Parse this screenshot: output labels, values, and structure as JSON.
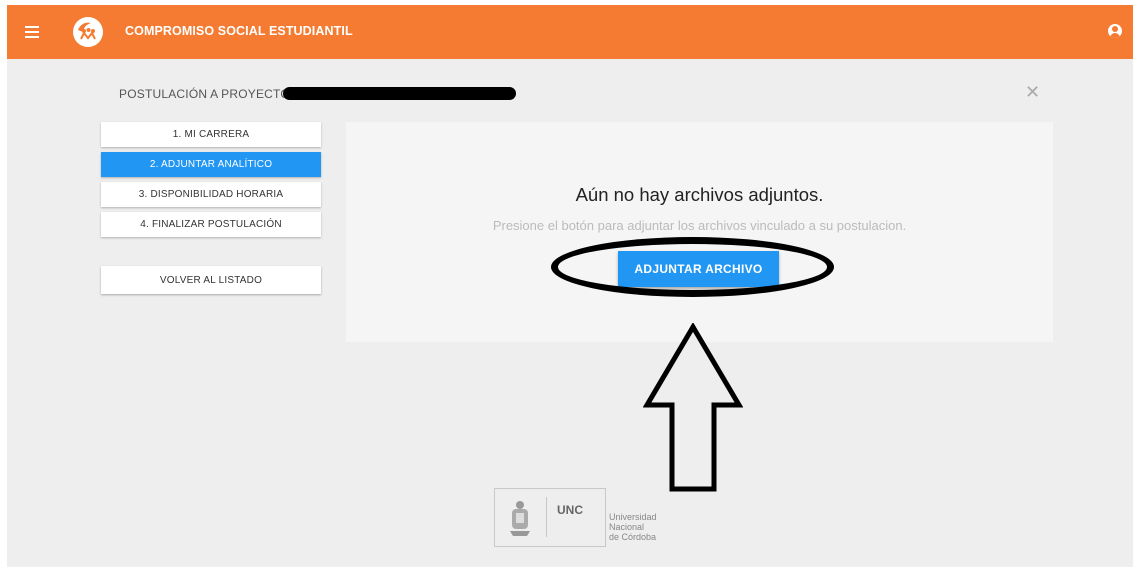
{
  "topbar": {
    "app_title": "COMPROMISO SOCIAL ESTUDIANTIL",
    "menu_icon": "hamburger-icon",
    "user_icon": "user-account-icon",
    "brand_color": "#f47b31"
  },
  "header": {
    "title": "POSTULACIÓN A PROYECTO"
  },
  "steps": [
    {
      "label": "1. MI CARRERA",
      "active": false
    },
    {
      "label": "2. ADJUNTAR ANALÍTICO",
      "active": true
    },
    {
      "label": "3. DISPONIBILIDAD HORARIA",
      "active": false
    },
    {
      "label": "4. FINALIZAR POSTULACIÓN",
      "active": false
    }
  ],
  "back_button": "VOLVER AL LISTADO",
  "main": {
    "empty_title": "Aún no hay archivos adjuntos.",
    "empty_subtitle": "Presione el botón para adjuntar los archivos vinculado a su postulacion.",
    "attach_button": "ADJUNTAR ARCHIVO",
    "accent_color": "#2196f3"
  },
  "footer": {
    "unc_label": "UNC",
    "university_line1": "Universidad",
    "university_line2": "Nacional",
    "university_line3": "de Córdoba"
  }
}
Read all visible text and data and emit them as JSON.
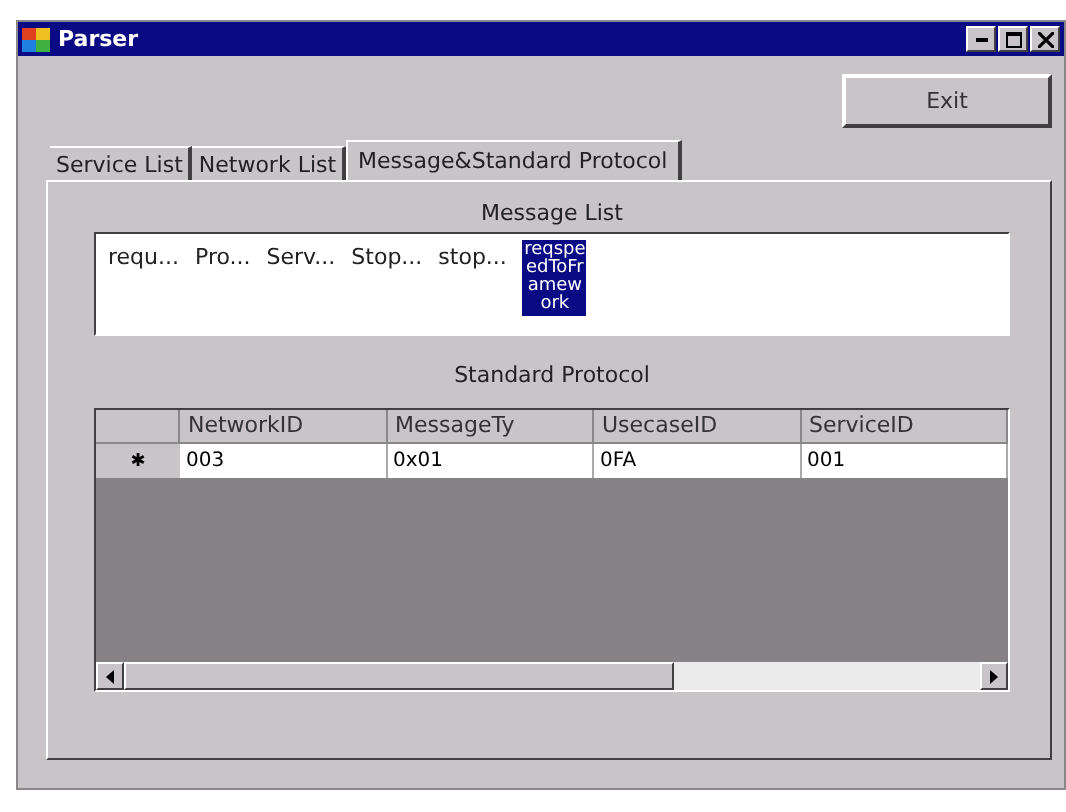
{
  "window": {
    "title": "Parser"
  },
  "exit_button": {
    "label": "Exit"
  },
  "tabs": [
    {
      "label": "Service List",
      "selected": false
    },
    {
      "label": "Network List",
      "selected": false
    },
    {
      "label": "Message&Standard Protocol",
      "selected": true
    }
  ],
  "message_list": {
    "title": "Message List",
    "items": [
      {
        "label": "requ...",
        "selected": false
      },
      {
        "label": "Pro...",
        "selected": false
      },
      {
        "label": "Serv...",
        "selected": false
      },
      {
        "label": "Stop...",
        "selected": false
      },
      {
        "label": "stop...",
        "selected": false
      },
      {
        "label": "reqspeedToFramework",
        "selected": true
      }
    ]
  },
  "standard_protocol": {
    "title": "Standard Protocol",
    "columns": [
      "NetworkID",
      "MessageTy",
      "UsecaseID",
      "ServiceID"
    ],
    "rows": [
      {
        "marker": "✱",
        "cells": [
          "003",
          "0x01",
          "0FA",
          "001"
        ]
      }
    ]
  }
}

- _PROBLEM REQUIREMENTS_:
Where a line contains "archivos", copy that line.

- _ANSWER_:
    "empty_title": "Aún no hay archivos adjuntos.",
    "empty_subtitle": "Presione el botón para adjuntar los archivos vinculado a su postulacion.",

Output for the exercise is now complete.